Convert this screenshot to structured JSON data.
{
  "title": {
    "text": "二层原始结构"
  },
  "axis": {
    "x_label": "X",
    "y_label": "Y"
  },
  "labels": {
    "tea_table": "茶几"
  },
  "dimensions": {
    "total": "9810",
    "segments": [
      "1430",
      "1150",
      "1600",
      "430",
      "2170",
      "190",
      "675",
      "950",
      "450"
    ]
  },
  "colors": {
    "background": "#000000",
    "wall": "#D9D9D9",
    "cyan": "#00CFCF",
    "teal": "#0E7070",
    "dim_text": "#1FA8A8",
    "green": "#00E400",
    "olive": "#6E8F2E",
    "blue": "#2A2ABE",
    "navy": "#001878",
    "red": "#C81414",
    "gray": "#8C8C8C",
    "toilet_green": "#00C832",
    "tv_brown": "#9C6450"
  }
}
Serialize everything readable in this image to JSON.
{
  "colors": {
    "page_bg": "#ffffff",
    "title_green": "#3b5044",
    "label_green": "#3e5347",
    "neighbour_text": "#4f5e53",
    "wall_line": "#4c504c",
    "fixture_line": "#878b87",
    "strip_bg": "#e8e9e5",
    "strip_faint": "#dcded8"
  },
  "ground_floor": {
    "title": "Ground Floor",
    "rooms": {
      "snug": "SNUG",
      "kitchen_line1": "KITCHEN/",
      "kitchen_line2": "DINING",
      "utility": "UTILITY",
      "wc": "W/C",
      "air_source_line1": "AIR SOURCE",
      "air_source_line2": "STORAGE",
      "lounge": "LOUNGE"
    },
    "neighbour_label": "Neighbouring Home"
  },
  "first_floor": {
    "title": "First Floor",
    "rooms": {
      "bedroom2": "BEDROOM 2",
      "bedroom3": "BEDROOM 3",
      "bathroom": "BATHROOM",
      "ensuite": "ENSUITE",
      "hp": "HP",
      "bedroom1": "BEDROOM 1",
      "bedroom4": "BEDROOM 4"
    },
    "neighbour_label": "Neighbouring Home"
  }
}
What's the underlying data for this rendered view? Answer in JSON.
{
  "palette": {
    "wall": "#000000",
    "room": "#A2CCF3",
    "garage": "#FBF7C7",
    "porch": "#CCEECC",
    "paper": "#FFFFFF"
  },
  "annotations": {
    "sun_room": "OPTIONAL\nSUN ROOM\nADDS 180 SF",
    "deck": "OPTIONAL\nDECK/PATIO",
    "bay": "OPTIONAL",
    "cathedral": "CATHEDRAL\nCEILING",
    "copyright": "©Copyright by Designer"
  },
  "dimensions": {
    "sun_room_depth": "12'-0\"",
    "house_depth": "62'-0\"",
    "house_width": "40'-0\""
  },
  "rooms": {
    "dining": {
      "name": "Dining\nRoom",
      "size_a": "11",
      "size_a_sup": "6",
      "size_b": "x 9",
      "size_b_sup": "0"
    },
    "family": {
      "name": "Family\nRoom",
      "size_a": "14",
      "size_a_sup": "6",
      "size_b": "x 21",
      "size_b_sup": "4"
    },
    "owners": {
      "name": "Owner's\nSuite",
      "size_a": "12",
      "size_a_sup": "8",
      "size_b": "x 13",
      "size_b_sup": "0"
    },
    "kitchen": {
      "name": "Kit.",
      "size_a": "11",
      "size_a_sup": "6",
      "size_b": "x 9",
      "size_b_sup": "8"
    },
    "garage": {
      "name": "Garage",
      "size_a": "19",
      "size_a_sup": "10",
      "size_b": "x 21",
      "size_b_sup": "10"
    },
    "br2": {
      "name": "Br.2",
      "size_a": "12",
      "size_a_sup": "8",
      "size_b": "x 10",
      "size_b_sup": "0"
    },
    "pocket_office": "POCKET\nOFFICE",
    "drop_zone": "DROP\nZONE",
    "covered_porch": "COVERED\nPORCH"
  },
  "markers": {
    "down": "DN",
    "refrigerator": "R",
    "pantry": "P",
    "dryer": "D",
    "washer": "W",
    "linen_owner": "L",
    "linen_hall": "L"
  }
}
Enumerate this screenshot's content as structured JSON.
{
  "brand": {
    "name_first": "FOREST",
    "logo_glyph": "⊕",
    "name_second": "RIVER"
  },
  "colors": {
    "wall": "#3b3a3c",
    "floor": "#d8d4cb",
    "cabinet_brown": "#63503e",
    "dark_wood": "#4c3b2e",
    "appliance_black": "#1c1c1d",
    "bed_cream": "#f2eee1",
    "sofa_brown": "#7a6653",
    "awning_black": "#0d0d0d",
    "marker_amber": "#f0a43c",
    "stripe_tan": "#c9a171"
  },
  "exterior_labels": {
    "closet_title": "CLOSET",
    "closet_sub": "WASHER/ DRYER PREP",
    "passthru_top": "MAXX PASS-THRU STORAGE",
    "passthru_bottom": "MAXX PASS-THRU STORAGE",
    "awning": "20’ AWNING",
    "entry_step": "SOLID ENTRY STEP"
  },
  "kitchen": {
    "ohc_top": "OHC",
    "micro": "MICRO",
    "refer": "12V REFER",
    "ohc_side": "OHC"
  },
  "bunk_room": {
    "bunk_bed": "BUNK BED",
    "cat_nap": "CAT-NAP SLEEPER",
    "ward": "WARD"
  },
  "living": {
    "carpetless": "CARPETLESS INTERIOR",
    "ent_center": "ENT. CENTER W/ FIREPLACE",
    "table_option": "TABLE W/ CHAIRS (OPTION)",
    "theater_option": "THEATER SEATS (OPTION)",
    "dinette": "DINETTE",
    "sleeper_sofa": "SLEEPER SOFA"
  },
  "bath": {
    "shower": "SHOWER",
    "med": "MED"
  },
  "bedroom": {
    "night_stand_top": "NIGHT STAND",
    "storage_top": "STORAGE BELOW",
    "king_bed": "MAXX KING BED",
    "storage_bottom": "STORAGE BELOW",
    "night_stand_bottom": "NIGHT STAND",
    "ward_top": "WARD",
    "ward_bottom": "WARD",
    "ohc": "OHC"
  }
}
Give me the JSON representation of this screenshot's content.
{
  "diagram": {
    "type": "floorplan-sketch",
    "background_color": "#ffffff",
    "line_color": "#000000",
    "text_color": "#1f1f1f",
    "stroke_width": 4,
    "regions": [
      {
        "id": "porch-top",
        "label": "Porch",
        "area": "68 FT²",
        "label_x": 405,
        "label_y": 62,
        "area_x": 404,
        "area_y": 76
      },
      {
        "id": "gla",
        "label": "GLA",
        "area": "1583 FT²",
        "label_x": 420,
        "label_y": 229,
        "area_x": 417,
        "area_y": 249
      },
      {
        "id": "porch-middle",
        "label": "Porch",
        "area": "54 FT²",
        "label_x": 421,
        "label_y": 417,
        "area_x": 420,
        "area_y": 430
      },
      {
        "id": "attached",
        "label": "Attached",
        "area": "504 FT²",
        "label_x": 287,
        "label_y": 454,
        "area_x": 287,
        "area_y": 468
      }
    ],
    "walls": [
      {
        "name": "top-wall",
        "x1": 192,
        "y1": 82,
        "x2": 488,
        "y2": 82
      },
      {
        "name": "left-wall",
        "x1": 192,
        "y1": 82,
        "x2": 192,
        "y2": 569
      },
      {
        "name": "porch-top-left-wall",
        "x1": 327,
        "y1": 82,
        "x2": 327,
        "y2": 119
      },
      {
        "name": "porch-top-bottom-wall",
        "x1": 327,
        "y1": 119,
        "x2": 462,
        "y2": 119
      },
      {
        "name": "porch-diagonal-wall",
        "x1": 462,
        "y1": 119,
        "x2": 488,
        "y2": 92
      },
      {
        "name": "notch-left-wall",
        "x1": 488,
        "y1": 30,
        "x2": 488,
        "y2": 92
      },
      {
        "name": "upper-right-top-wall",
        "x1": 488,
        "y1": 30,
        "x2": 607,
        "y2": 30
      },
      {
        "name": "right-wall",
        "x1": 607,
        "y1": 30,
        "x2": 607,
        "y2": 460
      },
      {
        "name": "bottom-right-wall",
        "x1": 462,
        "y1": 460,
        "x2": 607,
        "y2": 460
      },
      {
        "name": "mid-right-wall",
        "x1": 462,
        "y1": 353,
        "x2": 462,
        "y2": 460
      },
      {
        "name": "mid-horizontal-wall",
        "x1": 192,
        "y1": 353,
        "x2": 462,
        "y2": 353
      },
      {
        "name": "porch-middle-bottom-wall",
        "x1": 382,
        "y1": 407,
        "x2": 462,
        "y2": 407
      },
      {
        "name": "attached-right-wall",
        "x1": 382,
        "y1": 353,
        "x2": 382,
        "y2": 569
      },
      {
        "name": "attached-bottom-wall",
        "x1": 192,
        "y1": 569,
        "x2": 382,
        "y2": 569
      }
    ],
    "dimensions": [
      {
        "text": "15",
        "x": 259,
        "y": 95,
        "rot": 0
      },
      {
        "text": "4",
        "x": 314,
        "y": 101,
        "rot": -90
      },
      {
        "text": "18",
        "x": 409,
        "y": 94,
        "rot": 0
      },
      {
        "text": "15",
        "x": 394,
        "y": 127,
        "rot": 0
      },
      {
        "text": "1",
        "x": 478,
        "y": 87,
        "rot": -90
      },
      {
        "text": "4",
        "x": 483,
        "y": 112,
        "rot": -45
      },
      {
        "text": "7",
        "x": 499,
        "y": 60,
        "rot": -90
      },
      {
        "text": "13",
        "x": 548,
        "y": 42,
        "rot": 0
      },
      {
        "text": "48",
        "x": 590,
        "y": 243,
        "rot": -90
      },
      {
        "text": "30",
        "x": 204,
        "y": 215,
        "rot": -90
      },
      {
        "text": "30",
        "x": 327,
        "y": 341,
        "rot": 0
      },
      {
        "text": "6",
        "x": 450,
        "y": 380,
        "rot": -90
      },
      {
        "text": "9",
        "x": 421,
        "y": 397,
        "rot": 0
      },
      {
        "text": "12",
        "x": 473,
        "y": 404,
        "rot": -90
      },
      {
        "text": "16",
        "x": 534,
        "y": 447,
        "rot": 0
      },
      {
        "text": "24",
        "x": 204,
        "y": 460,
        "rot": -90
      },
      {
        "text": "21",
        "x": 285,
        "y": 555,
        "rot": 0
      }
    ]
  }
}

▸ Set problem
Pick out and copy every line that contains the word "this".

▸ Exercise solution
Convert this screenshot to structured JSON data.
Serialize everything readable in this image to JSON.
What's the underlying data for this rendered view? Answer in JSON.
Enumerate this screenshot's content as structured JSON.
Give me the JSON representation of this screenshot's content.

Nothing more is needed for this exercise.